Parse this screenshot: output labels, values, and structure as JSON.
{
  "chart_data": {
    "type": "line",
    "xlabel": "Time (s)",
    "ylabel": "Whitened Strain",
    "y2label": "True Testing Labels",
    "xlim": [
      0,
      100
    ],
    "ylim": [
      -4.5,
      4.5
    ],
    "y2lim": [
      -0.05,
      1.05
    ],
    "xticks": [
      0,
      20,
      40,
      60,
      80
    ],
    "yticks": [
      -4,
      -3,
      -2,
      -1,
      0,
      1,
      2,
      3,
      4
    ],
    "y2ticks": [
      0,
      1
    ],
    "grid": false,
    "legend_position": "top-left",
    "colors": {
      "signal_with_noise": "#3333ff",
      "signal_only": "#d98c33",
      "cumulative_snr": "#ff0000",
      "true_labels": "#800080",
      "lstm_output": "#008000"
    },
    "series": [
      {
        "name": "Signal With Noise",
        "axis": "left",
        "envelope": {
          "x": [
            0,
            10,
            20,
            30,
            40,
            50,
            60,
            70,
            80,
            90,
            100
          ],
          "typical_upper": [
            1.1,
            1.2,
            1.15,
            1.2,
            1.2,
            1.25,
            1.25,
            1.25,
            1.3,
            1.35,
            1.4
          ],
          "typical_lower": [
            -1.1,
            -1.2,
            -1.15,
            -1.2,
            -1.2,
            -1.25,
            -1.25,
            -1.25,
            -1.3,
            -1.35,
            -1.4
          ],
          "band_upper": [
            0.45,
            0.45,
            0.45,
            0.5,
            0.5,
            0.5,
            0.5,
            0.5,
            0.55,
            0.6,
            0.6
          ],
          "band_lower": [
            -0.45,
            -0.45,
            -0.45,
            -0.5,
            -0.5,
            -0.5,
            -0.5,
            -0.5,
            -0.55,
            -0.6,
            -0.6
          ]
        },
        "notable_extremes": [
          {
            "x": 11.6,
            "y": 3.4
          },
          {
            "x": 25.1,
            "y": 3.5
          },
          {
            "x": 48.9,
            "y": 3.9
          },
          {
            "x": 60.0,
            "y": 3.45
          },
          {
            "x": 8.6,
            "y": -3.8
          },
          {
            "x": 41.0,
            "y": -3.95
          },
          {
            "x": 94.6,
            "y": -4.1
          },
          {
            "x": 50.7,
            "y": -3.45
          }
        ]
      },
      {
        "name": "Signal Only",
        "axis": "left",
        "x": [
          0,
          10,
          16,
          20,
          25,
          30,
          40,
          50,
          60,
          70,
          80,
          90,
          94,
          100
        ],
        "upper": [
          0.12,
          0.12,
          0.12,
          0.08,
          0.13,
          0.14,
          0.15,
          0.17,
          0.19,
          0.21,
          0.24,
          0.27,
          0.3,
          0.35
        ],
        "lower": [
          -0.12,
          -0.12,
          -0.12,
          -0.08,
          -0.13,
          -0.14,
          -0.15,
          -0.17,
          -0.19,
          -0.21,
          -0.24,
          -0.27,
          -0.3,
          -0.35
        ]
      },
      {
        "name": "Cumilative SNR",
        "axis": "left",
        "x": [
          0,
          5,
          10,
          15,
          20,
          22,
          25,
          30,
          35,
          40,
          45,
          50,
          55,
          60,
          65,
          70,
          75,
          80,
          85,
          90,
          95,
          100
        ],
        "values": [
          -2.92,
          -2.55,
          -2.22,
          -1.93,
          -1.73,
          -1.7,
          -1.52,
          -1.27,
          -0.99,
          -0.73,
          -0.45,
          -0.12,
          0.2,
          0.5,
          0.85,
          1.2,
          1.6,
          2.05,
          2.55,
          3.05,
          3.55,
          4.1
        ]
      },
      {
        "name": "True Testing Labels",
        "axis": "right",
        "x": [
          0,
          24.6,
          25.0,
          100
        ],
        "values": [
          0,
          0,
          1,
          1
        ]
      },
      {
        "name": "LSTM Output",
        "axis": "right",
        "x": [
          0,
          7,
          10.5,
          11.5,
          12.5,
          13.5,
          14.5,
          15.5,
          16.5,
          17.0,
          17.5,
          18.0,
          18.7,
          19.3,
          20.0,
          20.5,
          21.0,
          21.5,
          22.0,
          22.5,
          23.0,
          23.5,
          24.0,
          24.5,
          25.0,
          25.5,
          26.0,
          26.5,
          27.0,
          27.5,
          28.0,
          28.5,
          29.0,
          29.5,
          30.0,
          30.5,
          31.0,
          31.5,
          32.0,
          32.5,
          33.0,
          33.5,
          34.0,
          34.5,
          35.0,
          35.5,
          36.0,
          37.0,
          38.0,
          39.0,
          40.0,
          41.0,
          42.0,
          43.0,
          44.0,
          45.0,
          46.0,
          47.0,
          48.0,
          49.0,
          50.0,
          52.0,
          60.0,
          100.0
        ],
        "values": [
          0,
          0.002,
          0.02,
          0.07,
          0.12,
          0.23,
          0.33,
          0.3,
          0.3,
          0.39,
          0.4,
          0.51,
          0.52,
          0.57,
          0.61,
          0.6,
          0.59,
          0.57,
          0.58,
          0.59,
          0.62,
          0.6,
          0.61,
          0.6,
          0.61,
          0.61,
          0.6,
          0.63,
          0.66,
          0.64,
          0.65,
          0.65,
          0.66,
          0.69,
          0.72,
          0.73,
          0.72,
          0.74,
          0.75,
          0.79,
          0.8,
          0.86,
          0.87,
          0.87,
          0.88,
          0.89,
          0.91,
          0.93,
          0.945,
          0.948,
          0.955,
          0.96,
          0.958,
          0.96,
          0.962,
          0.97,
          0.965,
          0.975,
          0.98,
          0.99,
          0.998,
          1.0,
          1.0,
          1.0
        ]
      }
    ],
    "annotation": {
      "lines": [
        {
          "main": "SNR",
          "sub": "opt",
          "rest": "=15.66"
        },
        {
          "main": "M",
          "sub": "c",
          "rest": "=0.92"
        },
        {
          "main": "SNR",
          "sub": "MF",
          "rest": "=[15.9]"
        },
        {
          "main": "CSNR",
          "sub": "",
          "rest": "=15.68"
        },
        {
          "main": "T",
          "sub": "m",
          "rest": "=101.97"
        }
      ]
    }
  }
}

........

- [TASK TO COMPLETE]: Scan the listing above and identify each line holding the string "name"; copy every such line.

- [WORKED ANSWER]:
        "name": "Signal With Noise",
        "name": "Signal Only",
        "name": "Cumilative SNR",
        "name": "True Testing Labels",
        "name": "LSTM Output",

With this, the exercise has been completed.